Goal: Make an exact copy of all the entries, but do not reproduce the pictures.

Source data
****

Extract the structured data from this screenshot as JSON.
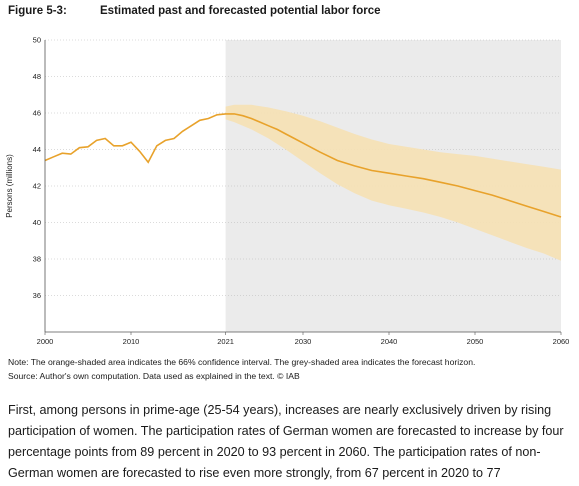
{
  "figure": {
    "number": "Figure 5-3:",
    "title": "Estimated past and forecasted potential labor force"
  },
  "chart_data": {
    "type": "line",
    "title": "Estimated past and forecasted potential labor force",
    "xlabel": "",
    "ylabel": "Persons (millions)",
    "xlim": [
      2000,
      2060
    ],
    "ylim": [
      34,
      50
    ],
    "x_ticks": [
      2000,
      2010,
      2021,
      2030,
      2040,
      2050,
      2060
    ],
    "y_ticks": [
      36,
      38,
      40,
      42,
      44,
      46,
      48,
      50
    ],
    "grid": "horizontal dotted",
    "forecast_start": 2021,
    "series": [
      {
        "kind": "line",
        "x": [
          2000,
          2001,
          2002,
          2003,
          2004,
          2005,
          2006,
          2007,
          2008,
          2009,
          2010,
          2011,
          2012,
          2013,
          2014,
          2015,
          2016,
          2017,
          2018,
          2019,
          2020,
          2021,
          2022,
          2023,
          2024,
          2025,
          2026,
          2027,
          2028,
          2029,
          2030,
          2032,
          2034,
          2036,
          2038,
          2040,
          2042,
          2044,
          2046,
          2048,
          2050,
          2052,
          2054,
          2056,
          2058,
          2060
        ],
        "y": [
          43.4,
          43.6,
          43.8,
          43.75,
          44.1,
          44.15,
          44.5,
          44.6,
          44.2,
          44.2,
          44.4,
          43.9,
          43.3,
          44.2,
          44.5,
          44.6,
          45.0,
          45.3,
          45.6,
          45.7,
          45.9,
          45.95,
          45.95,
          45.85,
          45.7,
          45.5,
          45.3,
          45.1,
          44.85,
          44.6,
          44.35,
          43.85,
          43.4,
          43.1,
          42.85,
          42.7,
          42.55,
          42.4,
          42.2,
          42.0,
          41.75,
          41.5,
          41.2,
          40.9,
          40.6,
          40.3
        ]
      },
      {
        "kind": "band",
        "label": "66% confidence interval",
        "x": [
          2021,
          2022,
          2024,
          2026,
          2028,
          2030,
          2032,
          2034,
          2036,
          2038,
          2040,
          2042,
          2044,
          2046,
          2048,
          2050,
          2052,
          2054,
          2056,
          2058,
          2060
        ],
        "upper": [
          46.35,
          46.45,
          46.45,
          46.3,
          46.1,
          45.85,
          45.55,
          45.2,
          44.85,
          44.55,
          44.3,
          44.15,
          44.0,
          43.85,
          43.75,
          43.65,
          43.5,
          43.35,
          43.2,
          43.05,
          42.9
        ],
        "lower": [
          45.65,
          45.5,
          45.1,
          44.6,
          44.0,
          43.35,
          42.7,
          42.1,
          41.6,
          41.2,
          40.95,
          40.75,
          40.55,
          40.3,
          40.0,
          39.65,
          39.3,
          38.95,
          38.6,
          38.3,
          37.9
        ]
      }
    ],
    "colors": {
      "line": "#e8a22b",
      "band": "#f6e1b4",
      "forecast_bg": "#ebebeb",
      "grid": "#b8b8b8"
    }
  },
  "note_line": "Note: The orange-shaded area indicates the 66% confidence interval. The grey-shaded area indicates the forecast horizon.",
  "source_line": "Source: Author's own computation. Data used as explained in the text. © IAB",
  "body_text": "First, among persons in prime-age (25-54 years), increases are nearly exclusively driven by rising participation of women. The participation rates of German women are forecasted to increase by four percentage points from 89 percent in 2020 to 93 percent in 2060. The participation rates of non-German women are forecasted to rise even more strongly, from 67 percent in 2020 to 77"
}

****

Expected answer:
Extract the structured data from this screenshot as JSON.
{
  "figure": {
    "number": "Figure 5-3:",
    "title": "Estimated past and forecasted potential labor force"
  },
  "chart_data": {
    "type": "line",
    "title": "Estimated past and forecasted potential labor force",
    "xlabel": "",
    "ylabel": "Persons (millions)",
    "xlim": [
      2000,
      2060
    ],
    "ylim": [
      34,
      50
    ],
    "x_ticks": [
      2000,
      2010,
      2021,
      2030,
      2040,
      2050,
      2060
    ],
    "y_ticks": [
      36,
      38,
      40,
      42,
      44,
      46,
      48,
      50
    ],
    "grid": "horizontal dotted",
    "forecast_start": 2021,
    "series": [
      {
        "kind": "line",
        "x": [
          2000,
          2001,
          2002,
          2003,
          2004,
          2005,
          2006,
          2007,
          2008,
          2009,
          2010,
          2011,
          2012,
          2013,
          2014,
          2015,
          2016,
          2017,
          2018,
          2019,
          2020,
          2021,
          2022,
          2023,
          2024,
          2025,
          2026,
          2027,
          2028,
          2029,
          2030,
          2032,
          2034,
          2036,
          2038,
          2040,
          2042,
          2044,
          2046,
          2048,
          2050,
          2052,
          2054,
          2056,
          2058,
          2060
        ],
        "y": [
          43.4,
          43.6,
          43.8,
          43.75,
          44.1,
          44.15,
          44.5,
          44.6,
          44.2,
          44.2,
          44.4,
          43.9,
          43.3,
          44.2,
          44.5,
          44.6,
          45.0,
          45.3,
          45.6,
          45.7,
          45.9,
          45.95,
          45.95,
          45.85,
          45.7,
          45.5,
          45.3,
          45.1,
          44.85,
          44.6,
          44.35,
          43.85,
          43.4,
          43.1,
          42.85,
          42.7,
          42.55,
          42.4,
          42.2,
          42.0,
          41.75,
          41.5,
          41.2,
          40.9,
          40.6,
          40.3
        ]
      },
      {
        "kind": "band",
        "label": "66% confidence interval",
        "x": [
          2021,
          2022,
          2024,
          2026,
          2028,
          2030,
          2032,
          2034,
          2036,
          2038,
          2040,
          2042,
          2044,
          2046,
          2048,
          2050,
          2052,
          2054,
          2056,
          2058,
          2060
        ],
        "upper": [
          46.35,
          46.45,
          46.45,
          46.3,
          46.1,
          45.85,
          45.55,
          45.2,
          44.85,
          44.55,
          44.3,
          44.15,
          44.0,
          43.85,
          43.75,
          43.65,
          43.5,
          43.35,
          43.2,
          43.05,
          42.9
        ],
        "lower": [
          45.65,
          45.5,
          45.1,
          44.6,
          44.0,
          43.35,
          42.7,
          42.1,
          41.6,
          41.2,
          40.95,
          40.75,
          40.55,
          40.3,
          40.0,
          39.65,
          39.3,
          38.95,
          38.6,
          38.3,
          37.9
        ]
      }
    ],
    "colors": {
      "line": "#e8a22b",
      "band": "#f6e1b4",
      "forecast_bg": "#ebebeb",
      "grid": "#b8b8b8"
    }
  },
  "note_line": "Note: The orange-shaded area indicates the 66% confidence interval. The grey-shaded area indicates the forecast horizon.",
  "source_line": "Source: Author's own computation. Data used as explained in the text. © IAB",
  "body_text": "First, among persons in prime-age (25-54 years), increases are nearly exclusively driven by rising participation of women. The participation rates of German women are forecasted to increase by four percentage points from 89 percent in 2020 to 93 percent in 2060. The participation rates of non-German women are forecasted to rise even more strongly, from 67 percent in 2020 to 77"
}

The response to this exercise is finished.